Gather every line of the entries that includes the word "Password".

*** Source data

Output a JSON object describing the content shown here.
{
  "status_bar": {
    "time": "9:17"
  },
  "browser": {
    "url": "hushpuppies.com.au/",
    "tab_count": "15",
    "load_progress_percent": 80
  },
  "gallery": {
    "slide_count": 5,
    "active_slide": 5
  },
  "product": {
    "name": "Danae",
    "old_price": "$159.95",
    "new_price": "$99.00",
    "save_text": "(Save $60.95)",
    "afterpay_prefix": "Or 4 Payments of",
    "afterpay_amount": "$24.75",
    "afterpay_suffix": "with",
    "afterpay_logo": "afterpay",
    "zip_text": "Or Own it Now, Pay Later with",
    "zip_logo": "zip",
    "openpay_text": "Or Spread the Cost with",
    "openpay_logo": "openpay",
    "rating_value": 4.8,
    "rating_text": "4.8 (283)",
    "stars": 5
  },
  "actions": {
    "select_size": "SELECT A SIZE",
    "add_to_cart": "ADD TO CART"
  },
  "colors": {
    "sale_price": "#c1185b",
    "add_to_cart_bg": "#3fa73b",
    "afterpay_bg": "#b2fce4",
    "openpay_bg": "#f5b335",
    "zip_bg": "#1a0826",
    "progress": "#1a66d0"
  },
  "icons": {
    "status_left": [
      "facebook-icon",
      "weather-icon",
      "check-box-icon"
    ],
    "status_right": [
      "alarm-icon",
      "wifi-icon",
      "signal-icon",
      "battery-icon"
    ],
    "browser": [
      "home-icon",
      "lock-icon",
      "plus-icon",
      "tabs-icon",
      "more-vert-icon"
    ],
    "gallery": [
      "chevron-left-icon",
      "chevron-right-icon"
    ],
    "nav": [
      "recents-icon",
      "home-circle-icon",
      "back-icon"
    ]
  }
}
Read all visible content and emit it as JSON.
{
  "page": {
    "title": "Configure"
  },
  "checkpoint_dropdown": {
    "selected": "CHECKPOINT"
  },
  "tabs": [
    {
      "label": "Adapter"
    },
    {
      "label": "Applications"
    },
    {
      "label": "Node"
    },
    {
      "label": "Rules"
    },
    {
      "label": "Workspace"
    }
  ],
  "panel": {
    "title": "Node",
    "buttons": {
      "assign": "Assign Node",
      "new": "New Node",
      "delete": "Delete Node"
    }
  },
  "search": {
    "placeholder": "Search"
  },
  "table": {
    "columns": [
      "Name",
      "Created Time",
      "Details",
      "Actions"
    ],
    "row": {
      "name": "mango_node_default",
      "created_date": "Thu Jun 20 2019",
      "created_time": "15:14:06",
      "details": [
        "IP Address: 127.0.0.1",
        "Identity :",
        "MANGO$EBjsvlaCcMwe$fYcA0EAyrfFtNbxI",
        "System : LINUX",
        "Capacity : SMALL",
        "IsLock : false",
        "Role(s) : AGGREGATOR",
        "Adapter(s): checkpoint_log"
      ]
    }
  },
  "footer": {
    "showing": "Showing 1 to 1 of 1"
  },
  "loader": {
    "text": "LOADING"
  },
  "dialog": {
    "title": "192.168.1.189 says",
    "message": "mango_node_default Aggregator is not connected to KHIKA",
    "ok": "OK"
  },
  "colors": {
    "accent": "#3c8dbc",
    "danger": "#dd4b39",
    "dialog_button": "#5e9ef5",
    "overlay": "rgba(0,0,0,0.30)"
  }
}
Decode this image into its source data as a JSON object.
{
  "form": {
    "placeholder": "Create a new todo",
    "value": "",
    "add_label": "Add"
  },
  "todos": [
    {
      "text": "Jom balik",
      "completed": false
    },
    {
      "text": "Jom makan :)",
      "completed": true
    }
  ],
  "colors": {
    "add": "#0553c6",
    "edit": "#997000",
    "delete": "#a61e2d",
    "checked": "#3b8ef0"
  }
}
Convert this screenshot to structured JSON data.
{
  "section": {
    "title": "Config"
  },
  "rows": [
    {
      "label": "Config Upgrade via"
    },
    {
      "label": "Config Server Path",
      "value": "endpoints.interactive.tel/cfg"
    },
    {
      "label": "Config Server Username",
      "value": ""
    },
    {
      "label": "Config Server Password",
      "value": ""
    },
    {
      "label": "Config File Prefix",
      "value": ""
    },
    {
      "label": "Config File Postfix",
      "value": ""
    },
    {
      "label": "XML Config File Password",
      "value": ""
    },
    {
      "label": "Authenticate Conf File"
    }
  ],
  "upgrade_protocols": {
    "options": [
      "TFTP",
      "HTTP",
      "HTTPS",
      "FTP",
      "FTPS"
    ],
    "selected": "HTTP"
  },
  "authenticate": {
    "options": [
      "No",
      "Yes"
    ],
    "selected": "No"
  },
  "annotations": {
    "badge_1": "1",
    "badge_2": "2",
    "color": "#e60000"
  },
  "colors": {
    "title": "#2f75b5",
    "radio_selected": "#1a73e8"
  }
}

******

§ **Solution to the problem**
      "label": "Config Server Password",
      "label": "XML Config File Password",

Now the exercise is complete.